[Recorded data]
*****

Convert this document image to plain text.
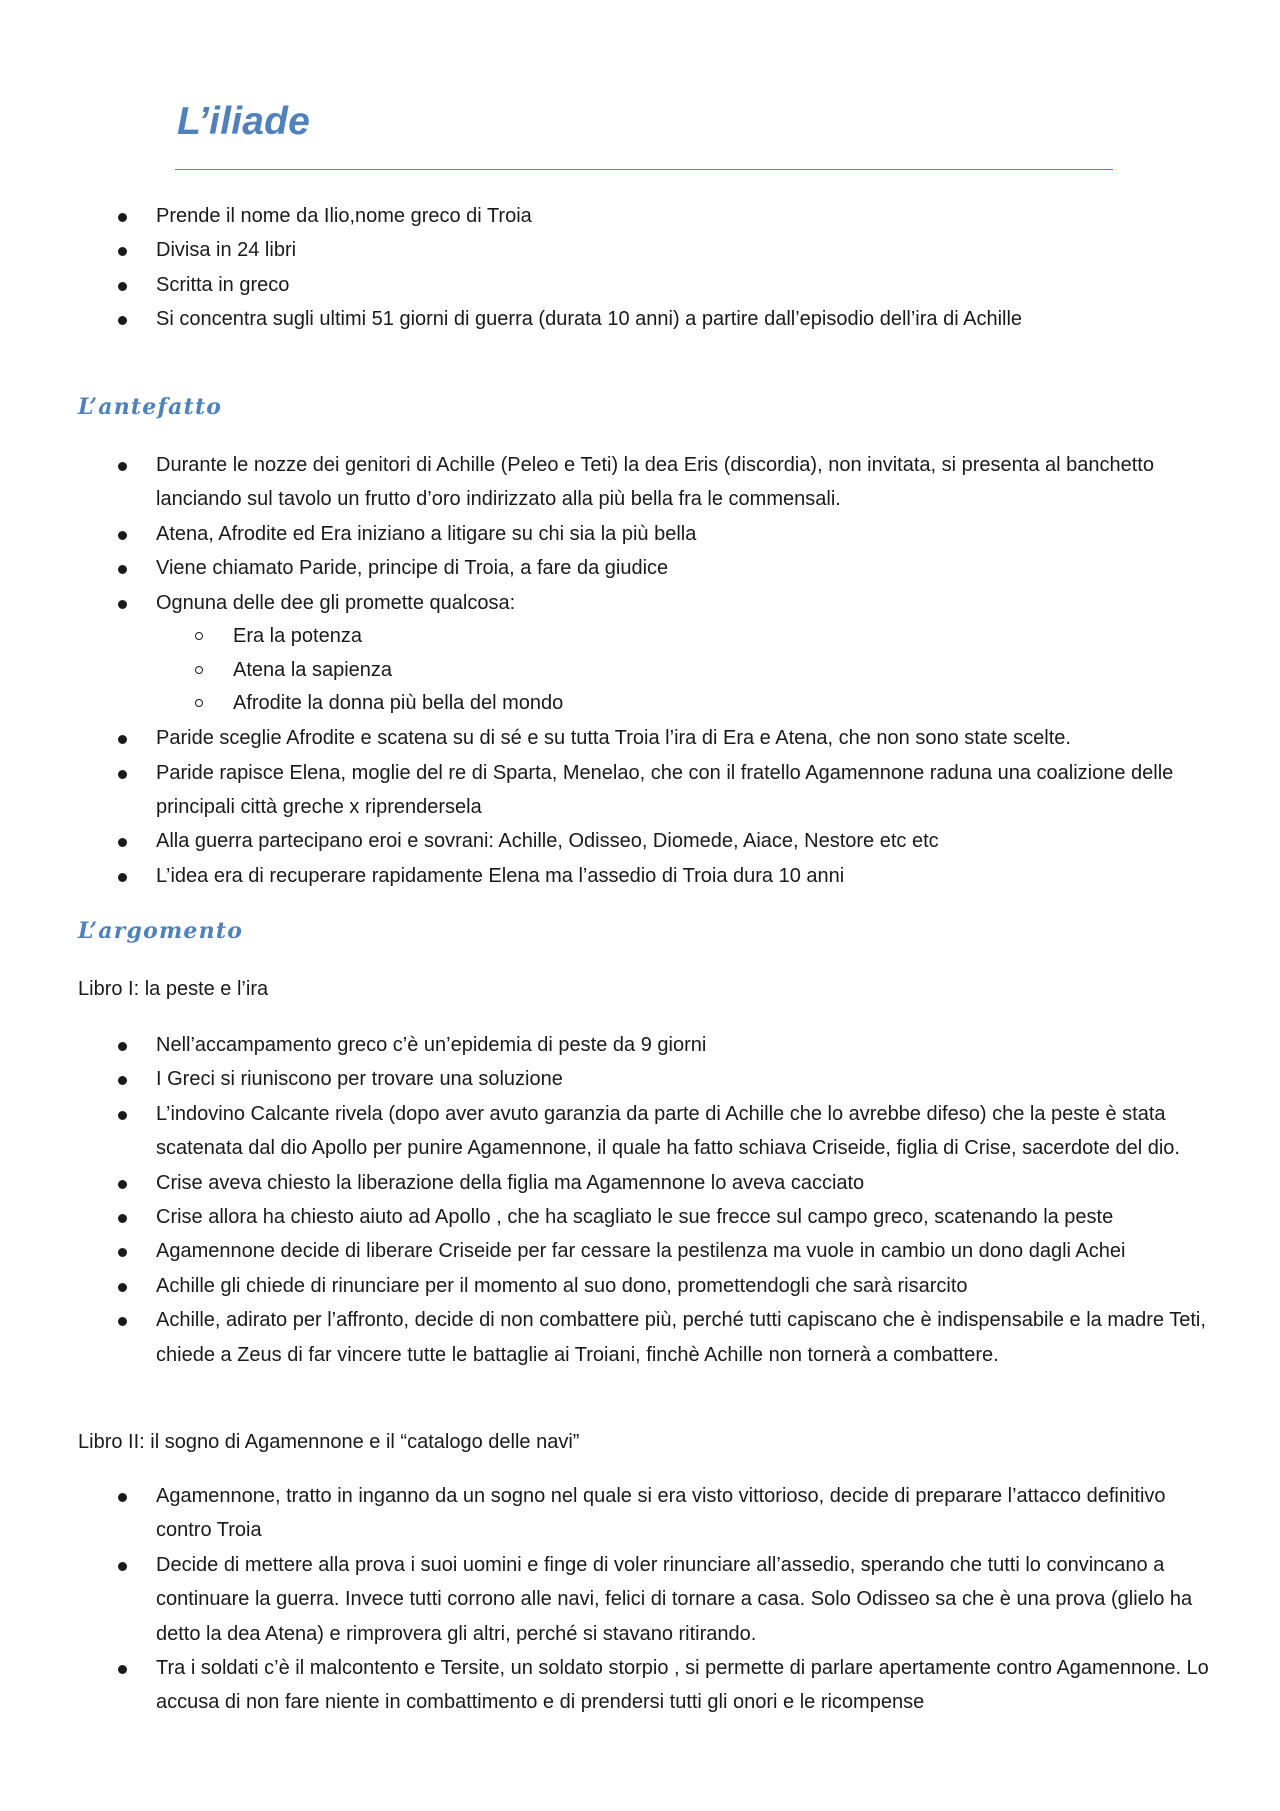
L’iliade
Prende il nome da Ilio,nome greco di Troia
Divisa in 24 libri
Scritta in greco
Si concentra sugli ultimi 51 giorni di guerra (durata 10 anni) a partire dall’episodio dell’ira di Achille
L’antefatto
Durante le nozze dei genitori di Achille (Peleo e Teti) la dea Eris (discordia), non invitata, si presenta al banchetto lanciando sul tavolo un frutto d’oro indirizzato alla più bella fra le commensali.
Atena, Afrodite ed Era iniziano a litigare su chi sia la più bella
Viene chiamato Paride, principe di Troia, a fare da giudice
Ognuna delle dee gli promette qualcosa:
Era la potenza
Atena la sapienza
Afrodite la donna più bella del mondo
Paride sceglie Afrodite e scatena su di sé e su tutta Troia l’ira di Era e Atena, che non sono state scelte.
Paride rapisce Elena, moglie del re di Sparta, Menelao, che con il fratello Agamennone raduna una coalizione delle principali città greche x riprendersela
Alla guerra partecipano eroi e sovrani: Achille, Odisseo, Diomede, Aiace, Nestore etc etc
L’idea era di recuperare rapidamente Elena ma l’assedio di Troia dura 10 anni
L’argomento

Libro I: la peste e l’ira

Nell’accampamento greco c’è un’epidemia di peste da 9 giorni
I Greci si riuniscono per trovare una soluzione
L’indovino Calcante rivela (dopo aver avuto garanzia da parte di Achille che lo avrebbe difeso) che la peste è stata scatenata dal dio Apollo per punire Agamennone, il quale ha fatto schiava Criseide, figlia di Crise, sacerdote del dio.
Crise aveva chiesto la liberazione della figlia ma Agamennone lo aveva cacciato
Crise allora ha chiesto aiuto ad Apollo , che ha scagliato le sue frecce sul campo greco, scatenando la peste
Agamennone decide di liberare Criseide per far cessare la pestilenza ma vuole in cambio un dono dagli Achei
Achille gli chiede di rinunciare per il momento al suo dono, promettendogli che sarà risarcito
Achille, adirato per l’affronto, decide di non combattere più, perché tutti capiscano che è indispensabile e la madre Teti, chiede a Zeus di far vincere tutte le battaglie ai Troiani, finchè Achille non tornerà a combattere.

Libro II: il sogno di Agamennone e il “catalogo delle navi”

Agamennone, tratto in inganno da un sogno nel quale si era visto vittorioso, decide di preparare l’attacco definitivo contro Troia
Decide di mettere alla prova i suoi uomini e finge di voler rinunciare all’assedio, sperando che tutti lo convincano a continuare la guerra. Invece tutti corrono alle navi, felici di tornare a casa. Solo Odisseo sa che è una prova (glielo ha detto la dea Atena) e rimprovera gli altri, perché si stavano ritirando.
Tra i soldati c’è il malcontento e Tersite, un soldato storpio , si permette di parlare apertamente contro Agamennone. Lo accusa di non fare niente in combattimento e di prendersi tutti gli onori e le ricompense
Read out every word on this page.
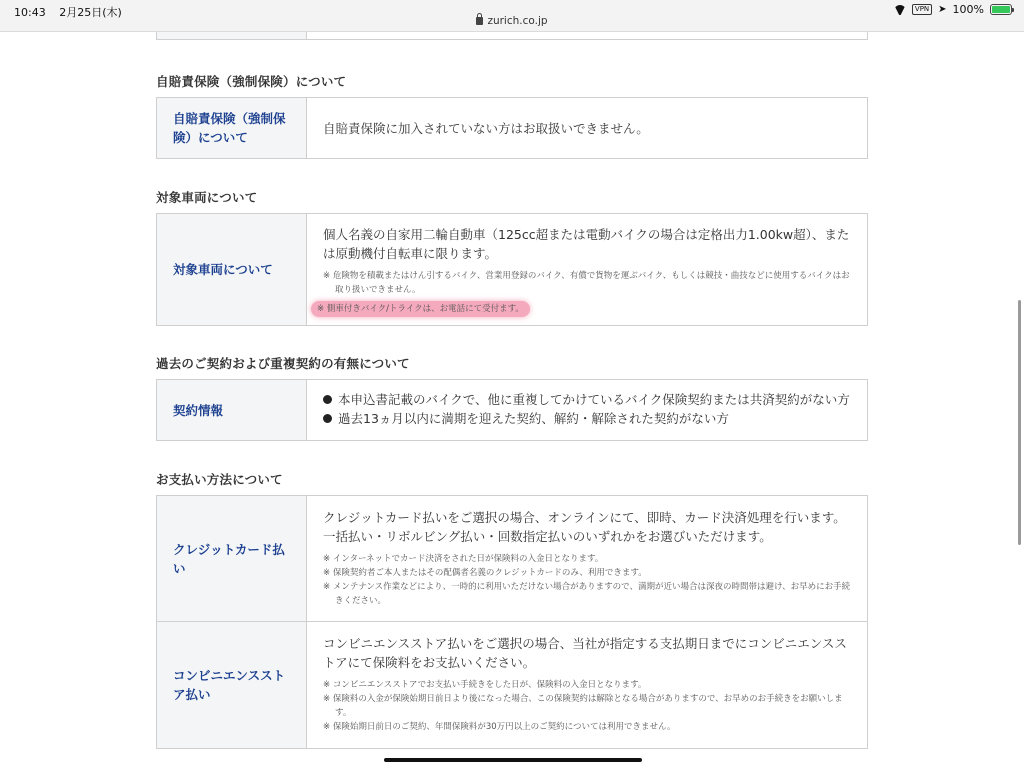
10:43 2月25日(木)
zurich.co.jp
VPN ➤ 100%
自賠責保険（強制保険）について
自賠責保険（強制保険）について
自賠責保険に加入されていない方はお取扱いできません。
対象車両について
対象車両について
個人名義の自家用二輪自動車（125cc超または電動バイクの場合は定格出力1.00kw超）、または原動機付自転車に限ります。
※ 危険物を積載またはけん引するバイク、営業用登録のバイク、有償で貨物を運ぶバイク、もしくは競技・曲技などに使用するバイクはお取り扱いできません。
※ 側車付きバイク/トライクは、お電話にて受付ます。
過去のご契約および重複契約の有無について
契約情報
本申込書記載のバイクで、他に重複してかけているバイク保険契約または共済契約がない方
過去13ヵ月以内に満期を迎えた契約、解約・解除された契約がない方
お支払い方法について
クレジットカード払い
クレジットカード払いをご選択の場合、オンラインにて、即時、カード決済処理を行います。一括払い・リボルビング払い・回数指定払いのいずれかをお選びいただけます。
※ インターネットでカード決済をされた日が保険料の入金日となります。
※ 保険契約者ご本人またはその配偶者名義のクレジットカードのみ、利用できます。
※ メンテナンス作業などにより、一時的に利用いただけない場合がありますので、満期が近い場合は深夜の時間帯は避け、お早めにお手続きください。
コンビニエンスストア払い
コンビニエンスストア払いをご選択の場合、当社が指定する支払期日までにコンビニエンスストアにて保険料をお支払いください。
※ コンビニエンスストアでお支払い手続きをした日が、保険料の入金日となります。
※ 保険料の入金が保険始期日前日より後になった場合、この保険契約は解除となる場合がありますので、お早めのお手続きをお願いします。
※ 保険始期日前日のご契約、年間保険料が30万円以上のご契約については利用できません。
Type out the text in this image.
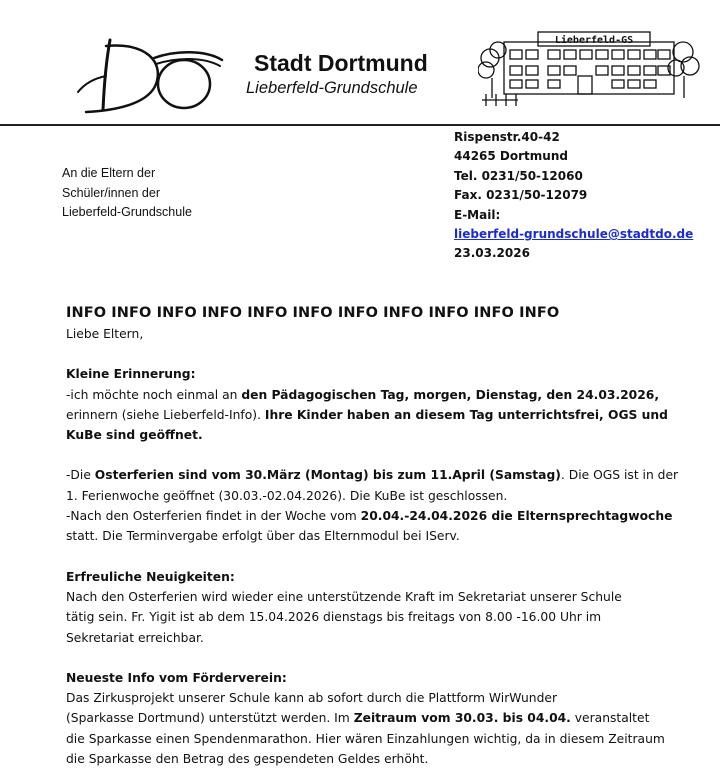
Stadt Dortmund
Lieberfeld-Grundschule
Lieberfeld-GS
An die Eltern der
Schüler/innen der
Lieberfeld-Grundschule
Rispenstr.40-42
44265 Dortmund
Tel. 0231/50-12060
Fax. 0231/50-12079
E-Mail:
lieberfeld-grundschule@stadtdo.de
23.03.2026

INFO INFO INFO INFO INFO INFO INFO INFO INFO INFO INFO

Liebe Eltern,

Kleine Erinnerung:

-ich möchte noch einmal an den Pädagogischen Tag, morgen, Dienstag, den 24.03.2026,

erinnern (siehe Lieberfeld-Info). Ihre Kinder haben an diesem Tag unterrichtsfrei, OGS und

KuBe sind geöffnet.

-Die Osterferien sind vom 30.März (Montag) bis zum 11.April (Samstag). Die OGS ist in der

1. Ferienwoche geöffnet (30.03.-02.04.2026). Die KuBe ist geschlossen.

-Nach den Osterferien findet in der Woche vom 20.04.-24.04.2026 die Elternsprechtagwoche

statt. Die Terminvergabe erfolgt über das Elternmodul bei IServ.

Erfreuliche Neuigkeiten:

Nach den Osterferien wird wieder eine unterstützende Kraft im Sekretariat unserer Schule

tätig sein. Fr. Yigit ist ab dem 15.04.2026 dienstags bis freitags von 8.00 -16.00 Uhr im

Sekretariat erreichbar.

Neueste Info vom Förderverein:

Das Zirkusprojekt unserer Schule kann ab sofort durch die Plattform WirWunder

(Sparkasse Dortmund) unterstützt werden. Im Zeitraum vom 30.03. bis 04.04. veranstaltet

die Sparkasse einen Spendenmarathon. Hier wären Einzahlungen wichtig, da in diesem Zeitraum

die Sparkasse den Betrag des gespendeten Geldes erhöht.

*****

EXERCISE: Tally the lines of the listing in which the word "KuBe" occurs, and state the total alone.

RESULT BELOW: 2